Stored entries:
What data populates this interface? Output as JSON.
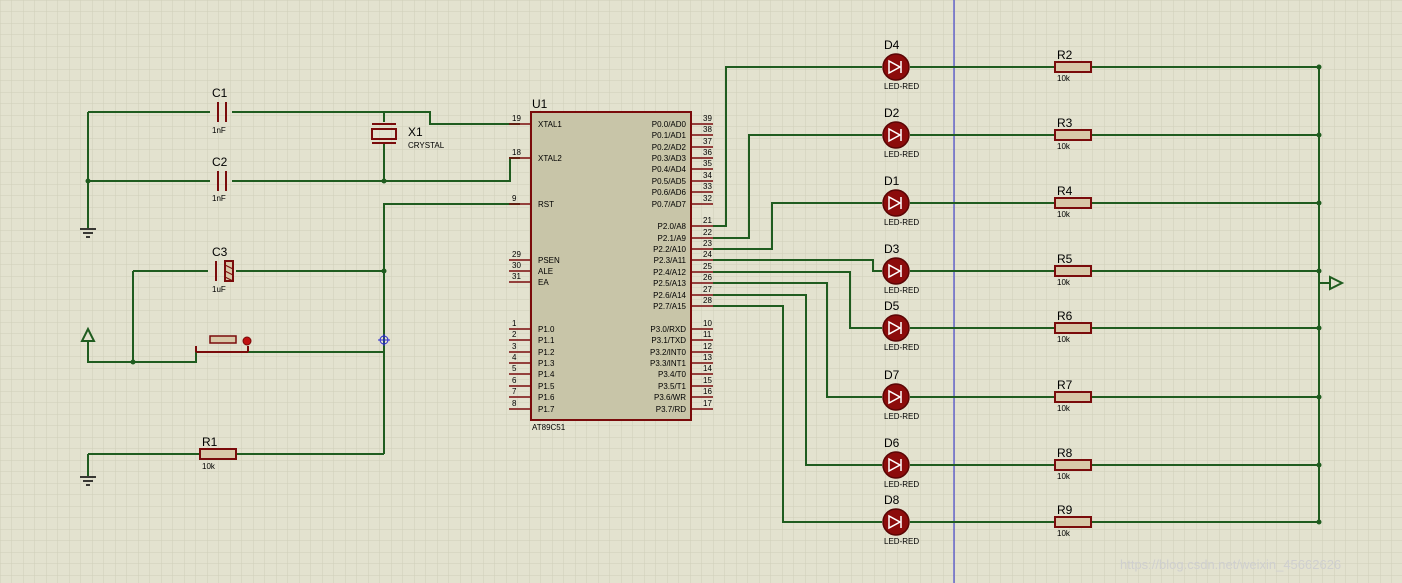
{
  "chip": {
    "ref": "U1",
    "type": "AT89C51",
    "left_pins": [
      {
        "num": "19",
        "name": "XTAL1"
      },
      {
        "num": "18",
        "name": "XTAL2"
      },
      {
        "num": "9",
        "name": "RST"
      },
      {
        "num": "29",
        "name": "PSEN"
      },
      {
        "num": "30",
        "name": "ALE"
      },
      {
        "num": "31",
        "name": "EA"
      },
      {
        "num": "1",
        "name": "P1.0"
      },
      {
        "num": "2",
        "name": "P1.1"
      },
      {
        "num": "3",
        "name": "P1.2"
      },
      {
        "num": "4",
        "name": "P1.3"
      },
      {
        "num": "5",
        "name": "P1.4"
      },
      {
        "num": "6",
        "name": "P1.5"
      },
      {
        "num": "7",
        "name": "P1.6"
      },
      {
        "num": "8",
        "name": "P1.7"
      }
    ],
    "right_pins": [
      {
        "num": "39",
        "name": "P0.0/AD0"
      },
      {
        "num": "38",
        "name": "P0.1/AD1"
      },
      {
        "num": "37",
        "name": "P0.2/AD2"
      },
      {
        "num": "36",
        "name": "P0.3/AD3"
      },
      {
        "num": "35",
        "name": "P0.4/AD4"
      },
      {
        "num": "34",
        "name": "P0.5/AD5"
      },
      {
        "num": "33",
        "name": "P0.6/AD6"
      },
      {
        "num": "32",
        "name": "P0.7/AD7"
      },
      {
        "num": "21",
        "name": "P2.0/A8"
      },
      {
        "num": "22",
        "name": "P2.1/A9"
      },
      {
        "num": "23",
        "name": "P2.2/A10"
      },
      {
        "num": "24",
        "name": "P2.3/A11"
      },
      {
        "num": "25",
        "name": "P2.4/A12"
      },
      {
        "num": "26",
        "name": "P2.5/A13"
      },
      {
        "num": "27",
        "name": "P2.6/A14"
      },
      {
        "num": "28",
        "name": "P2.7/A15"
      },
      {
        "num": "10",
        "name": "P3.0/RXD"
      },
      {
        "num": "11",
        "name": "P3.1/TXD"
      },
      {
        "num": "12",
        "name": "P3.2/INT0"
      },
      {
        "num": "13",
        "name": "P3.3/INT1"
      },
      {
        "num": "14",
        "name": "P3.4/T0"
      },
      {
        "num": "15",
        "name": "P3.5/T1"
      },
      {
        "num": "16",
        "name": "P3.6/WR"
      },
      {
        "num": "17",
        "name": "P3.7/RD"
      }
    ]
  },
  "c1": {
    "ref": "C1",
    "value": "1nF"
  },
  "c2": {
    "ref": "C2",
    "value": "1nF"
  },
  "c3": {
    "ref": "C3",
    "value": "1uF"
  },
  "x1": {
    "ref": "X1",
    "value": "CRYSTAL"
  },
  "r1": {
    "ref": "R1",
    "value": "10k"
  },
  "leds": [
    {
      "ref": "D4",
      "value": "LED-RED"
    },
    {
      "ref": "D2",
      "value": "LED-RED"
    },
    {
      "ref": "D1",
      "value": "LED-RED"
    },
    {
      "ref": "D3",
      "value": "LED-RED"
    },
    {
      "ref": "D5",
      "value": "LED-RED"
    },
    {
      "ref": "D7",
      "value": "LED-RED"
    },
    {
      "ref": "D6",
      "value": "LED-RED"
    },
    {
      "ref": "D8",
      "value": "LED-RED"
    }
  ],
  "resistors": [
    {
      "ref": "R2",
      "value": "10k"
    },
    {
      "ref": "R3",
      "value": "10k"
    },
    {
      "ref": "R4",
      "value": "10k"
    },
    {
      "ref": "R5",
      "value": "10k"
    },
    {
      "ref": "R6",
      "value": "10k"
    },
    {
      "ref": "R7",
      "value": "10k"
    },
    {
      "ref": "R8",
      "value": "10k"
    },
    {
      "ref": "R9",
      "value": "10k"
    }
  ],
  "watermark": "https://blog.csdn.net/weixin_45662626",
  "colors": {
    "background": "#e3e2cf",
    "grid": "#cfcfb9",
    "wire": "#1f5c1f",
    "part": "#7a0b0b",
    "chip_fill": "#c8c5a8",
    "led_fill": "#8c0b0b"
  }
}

==

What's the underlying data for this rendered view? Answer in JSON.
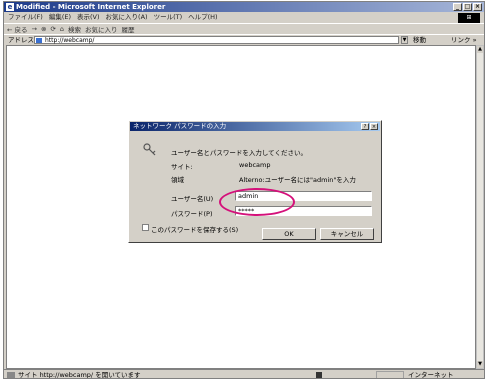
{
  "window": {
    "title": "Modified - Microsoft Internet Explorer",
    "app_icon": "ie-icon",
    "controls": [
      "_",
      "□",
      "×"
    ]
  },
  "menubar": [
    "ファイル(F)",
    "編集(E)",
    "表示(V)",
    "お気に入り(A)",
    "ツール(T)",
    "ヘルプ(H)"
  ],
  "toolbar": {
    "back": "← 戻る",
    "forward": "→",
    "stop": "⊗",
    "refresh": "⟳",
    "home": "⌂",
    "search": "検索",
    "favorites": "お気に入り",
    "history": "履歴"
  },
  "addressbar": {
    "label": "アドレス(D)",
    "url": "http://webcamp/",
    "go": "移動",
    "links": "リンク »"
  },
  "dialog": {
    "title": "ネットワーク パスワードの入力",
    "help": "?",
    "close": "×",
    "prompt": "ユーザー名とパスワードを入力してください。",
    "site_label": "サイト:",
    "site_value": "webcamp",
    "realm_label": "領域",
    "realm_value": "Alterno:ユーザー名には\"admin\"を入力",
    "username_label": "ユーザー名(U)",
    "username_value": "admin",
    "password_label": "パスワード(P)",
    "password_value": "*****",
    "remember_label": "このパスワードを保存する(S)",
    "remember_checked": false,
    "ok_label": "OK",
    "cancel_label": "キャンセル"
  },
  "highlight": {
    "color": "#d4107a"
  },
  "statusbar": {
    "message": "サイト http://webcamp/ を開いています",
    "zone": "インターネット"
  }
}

WORK REQUIRED:
Using the entries above, return each line that includes the word "JSON".

EXERCISE RESPONSE:
What data populates this interface? Output as JSON.
What's the underlying data for this rendered view? Answer in JSON.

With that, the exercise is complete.